Dataset entries
********************

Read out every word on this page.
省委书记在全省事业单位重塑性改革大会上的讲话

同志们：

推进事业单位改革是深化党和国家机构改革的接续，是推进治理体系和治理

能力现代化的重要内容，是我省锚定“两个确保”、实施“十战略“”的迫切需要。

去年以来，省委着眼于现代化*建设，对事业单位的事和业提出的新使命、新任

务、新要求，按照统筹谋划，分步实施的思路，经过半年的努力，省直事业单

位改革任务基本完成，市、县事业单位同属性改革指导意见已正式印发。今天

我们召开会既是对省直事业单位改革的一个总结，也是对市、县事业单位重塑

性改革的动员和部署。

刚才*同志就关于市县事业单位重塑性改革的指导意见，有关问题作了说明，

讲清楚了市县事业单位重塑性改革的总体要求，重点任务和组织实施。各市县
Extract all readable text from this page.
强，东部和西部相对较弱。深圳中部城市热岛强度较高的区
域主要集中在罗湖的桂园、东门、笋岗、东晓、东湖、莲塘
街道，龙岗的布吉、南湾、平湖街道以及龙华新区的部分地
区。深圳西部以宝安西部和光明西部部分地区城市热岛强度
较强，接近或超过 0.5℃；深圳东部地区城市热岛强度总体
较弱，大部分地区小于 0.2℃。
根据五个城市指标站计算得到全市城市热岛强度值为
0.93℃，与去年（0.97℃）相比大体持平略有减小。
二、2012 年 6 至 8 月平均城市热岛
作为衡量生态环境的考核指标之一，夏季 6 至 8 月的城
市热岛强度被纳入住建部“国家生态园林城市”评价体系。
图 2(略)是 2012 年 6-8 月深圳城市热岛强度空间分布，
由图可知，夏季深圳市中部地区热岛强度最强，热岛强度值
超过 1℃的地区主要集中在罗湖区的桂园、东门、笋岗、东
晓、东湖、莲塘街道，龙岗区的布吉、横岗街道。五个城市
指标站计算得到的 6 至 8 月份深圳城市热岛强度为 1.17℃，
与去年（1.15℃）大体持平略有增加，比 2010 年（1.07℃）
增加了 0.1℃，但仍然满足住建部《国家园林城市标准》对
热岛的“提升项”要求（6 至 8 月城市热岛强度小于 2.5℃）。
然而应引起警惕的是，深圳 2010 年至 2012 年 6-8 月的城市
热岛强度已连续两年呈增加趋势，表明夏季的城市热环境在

********************

## SHORT TASK
What is the number of lines containing "this"? Give that number only.

## EXERCISE RESPONSE
2